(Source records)
____________________
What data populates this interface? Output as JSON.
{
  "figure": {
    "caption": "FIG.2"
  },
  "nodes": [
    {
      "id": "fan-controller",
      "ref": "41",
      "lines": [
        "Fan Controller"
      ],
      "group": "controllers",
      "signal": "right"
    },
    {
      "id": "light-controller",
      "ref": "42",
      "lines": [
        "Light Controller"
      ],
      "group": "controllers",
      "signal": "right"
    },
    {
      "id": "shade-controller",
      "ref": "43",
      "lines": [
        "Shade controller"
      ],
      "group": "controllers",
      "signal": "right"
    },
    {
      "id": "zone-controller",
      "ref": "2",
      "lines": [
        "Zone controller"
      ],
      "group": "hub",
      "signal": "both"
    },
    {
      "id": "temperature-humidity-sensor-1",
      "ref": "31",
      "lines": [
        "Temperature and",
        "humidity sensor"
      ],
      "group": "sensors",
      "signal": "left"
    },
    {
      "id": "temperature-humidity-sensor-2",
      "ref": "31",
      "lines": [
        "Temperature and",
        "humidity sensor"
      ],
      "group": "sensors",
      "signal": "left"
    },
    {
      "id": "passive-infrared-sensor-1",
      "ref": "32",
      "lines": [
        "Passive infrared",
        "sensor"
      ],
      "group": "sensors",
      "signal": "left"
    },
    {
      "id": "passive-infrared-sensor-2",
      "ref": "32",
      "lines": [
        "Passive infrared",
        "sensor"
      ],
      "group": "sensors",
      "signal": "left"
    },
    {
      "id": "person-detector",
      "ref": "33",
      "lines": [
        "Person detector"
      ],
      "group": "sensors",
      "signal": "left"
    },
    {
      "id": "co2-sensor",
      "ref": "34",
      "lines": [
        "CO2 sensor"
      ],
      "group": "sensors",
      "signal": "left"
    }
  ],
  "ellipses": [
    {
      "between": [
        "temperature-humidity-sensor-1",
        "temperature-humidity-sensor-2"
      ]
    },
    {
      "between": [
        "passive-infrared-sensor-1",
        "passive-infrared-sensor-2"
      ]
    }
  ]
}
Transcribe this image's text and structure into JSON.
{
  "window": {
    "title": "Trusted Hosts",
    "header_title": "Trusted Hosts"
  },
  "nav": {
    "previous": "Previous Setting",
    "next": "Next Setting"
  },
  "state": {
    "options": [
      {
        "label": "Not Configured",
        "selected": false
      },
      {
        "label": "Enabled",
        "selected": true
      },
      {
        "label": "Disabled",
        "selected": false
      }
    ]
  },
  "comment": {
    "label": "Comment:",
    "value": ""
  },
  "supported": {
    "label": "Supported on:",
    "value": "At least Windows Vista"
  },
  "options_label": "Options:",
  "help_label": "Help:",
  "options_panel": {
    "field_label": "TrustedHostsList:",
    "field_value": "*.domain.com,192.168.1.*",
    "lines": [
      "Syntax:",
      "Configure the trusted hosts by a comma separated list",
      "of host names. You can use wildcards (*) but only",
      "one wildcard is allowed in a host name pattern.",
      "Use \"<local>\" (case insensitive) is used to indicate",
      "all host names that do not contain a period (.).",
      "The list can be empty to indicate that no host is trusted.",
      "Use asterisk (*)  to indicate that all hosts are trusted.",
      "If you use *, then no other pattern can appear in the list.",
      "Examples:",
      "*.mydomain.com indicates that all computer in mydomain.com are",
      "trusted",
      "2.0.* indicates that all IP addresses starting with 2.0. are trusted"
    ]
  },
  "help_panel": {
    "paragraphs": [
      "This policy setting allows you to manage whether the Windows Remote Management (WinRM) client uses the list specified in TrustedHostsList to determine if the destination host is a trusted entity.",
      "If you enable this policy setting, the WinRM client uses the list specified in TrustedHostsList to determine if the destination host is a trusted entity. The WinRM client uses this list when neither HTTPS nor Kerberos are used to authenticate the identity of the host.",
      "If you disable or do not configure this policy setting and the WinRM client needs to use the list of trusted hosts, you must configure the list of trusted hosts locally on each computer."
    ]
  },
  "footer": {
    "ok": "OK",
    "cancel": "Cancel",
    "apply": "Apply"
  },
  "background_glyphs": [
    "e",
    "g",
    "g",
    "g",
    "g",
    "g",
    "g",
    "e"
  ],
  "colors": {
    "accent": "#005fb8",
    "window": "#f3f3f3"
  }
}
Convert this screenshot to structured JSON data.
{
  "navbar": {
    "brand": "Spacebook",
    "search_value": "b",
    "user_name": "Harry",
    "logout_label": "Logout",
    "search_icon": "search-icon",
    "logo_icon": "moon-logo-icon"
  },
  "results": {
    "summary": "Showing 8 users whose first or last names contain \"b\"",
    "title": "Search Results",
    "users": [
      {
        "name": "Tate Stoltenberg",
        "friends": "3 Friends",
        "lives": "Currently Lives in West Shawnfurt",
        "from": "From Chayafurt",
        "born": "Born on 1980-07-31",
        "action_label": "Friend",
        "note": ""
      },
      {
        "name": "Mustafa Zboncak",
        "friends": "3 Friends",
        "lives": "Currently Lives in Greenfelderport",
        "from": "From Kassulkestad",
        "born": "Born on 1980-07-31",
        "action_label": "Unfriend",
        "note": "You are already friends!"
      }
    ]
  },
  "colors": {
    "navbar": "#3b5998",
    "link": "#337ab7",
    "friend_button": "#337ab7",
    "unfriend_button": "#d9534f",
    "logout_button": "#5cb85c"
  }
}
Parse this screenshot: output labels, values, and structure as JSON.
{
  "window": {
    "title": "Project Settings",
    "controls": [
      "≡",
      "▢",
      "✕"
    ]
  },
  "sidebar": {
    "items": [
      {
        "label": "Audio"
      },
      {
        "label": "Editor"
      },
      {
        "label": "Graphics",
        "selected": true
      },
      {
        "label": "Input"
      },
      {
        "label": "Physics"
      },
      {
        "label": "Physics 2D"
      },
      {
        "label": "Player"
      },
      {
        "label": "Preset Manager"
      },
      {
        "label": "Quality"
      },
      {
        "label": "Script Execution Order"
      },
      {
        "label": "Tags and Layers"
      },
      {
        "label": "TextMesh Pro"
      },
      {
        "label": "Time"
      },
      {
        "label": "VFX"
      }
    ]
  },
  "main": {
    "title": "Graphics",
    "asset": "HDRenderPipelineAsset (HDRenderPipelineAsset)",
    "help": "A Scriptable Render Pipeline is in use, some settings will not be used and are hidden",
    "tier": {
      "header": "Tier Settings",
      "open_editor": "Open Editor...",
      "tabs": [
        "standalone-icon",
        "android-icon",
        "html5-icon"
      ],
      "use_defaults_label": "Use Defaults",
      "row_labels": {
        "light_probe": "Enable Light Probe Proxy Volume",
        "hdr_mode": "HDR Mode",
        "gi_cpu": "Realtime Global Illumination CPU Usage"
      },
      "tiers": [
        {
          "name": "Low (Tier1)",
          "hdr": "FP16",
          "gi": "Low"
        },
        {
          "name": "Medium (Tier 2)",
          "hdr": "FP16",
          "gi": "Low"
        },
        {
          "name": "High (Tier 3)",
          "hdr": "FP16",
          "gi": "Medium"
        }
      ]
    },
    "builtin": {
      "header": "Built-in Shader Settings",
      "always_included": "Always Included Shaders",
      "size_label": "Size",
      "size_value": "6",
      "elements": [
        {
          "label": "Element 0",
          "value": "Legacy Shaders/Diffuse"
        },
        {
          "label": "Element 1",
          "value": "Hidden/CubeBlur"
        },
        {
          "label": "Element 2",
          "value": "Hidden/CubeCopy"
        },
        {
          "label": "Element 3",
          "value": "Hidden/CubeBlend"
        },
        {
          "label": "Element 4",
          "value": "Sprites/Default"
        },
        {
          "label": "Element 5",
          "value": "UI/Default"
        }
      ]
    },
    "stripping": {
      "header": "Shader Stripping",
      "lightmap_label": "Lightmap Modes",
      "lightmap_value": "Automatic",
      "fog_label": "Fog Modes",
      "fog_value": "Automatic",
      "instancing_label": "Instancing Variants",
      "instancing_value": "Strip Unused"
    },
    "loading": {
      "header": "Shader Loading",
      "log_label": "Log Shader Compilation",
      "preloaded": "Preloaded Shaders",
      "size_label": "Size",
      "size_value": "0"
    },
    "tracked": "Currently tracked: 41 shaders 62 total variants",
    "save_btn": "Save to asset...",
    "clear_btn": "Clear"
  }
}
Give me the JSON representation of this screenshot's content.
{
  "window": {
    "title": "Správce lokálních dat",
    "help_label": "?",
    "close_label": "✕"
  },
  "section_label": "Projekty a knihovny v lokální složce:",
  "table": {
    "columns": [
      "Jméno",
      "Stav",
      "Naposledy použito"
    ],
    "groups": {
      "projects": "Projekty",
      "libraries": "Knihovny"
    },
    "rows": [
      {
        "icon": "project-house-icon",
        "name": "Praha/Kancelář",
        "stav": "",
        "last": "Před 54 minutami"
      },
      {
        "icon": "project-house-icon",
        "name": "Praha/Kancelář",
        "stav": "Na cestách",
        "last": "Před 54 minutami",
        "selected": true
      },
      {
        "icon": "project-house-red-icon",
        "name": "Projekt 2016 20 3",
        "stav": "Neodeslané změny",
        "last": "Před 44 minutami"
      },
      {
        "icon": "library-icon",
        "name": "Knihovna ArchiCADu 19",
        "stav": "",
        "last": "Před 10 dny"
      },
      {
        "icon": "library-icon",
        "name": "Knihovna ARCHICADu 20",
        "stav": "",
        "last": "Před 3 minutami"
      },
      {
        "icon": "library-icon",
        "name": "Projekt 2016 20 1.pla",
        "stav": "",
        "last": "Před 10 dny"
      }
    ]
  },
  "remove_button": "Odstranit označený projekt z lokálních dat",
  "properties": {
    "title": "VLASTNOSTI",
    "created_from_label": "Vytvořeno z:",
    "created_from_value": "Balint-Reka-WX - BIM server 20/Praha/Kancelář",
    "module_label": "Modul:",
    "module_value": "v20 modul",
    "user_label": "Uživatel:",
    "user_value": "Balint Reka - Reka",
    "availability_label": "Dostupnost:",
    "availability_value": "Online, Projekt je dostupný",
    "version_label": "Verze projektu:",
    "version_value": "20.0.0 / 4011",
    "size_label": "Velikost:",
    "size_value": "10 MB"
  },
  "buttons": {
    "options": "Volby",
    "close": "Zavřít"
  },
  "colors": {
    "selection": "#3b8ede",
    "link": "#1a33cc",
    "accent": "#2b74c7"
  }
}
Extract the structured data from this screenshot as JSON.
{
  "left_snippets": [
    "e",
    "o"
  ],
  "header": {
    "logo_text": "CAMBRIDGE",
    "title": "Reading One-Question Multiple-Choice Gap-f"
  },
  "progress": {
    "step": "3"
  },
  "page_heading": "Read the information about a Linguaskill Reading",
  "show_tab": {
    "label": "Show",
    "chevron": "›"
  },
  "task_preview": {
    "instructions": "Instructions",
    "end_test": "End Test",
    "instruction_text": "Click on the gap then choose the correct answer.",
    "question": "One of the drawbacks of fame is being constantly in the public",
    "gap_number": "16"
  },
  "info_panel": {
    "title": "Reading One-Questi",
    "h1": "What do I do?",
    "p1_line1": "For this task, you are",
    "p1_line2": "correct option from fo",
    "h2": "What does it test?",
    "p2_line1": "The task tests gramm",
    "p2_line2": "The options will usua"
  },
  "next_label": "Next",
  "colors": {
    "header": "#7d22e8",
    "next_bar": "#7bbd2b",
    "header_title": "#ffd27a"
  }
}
____________________
* _TASK DETAILS_
Which lines contain "infrared"? Copy each of them.

* _EXERCISE ANSWER_
      "id": "passive-infrared-sensor-1",
        "Passive infrared",
      "id": "passive-infrared-sensor-2",
        "Passive infrared",
        "passive-infrared-sensor-1",
        "passive-infrared-sensor-2"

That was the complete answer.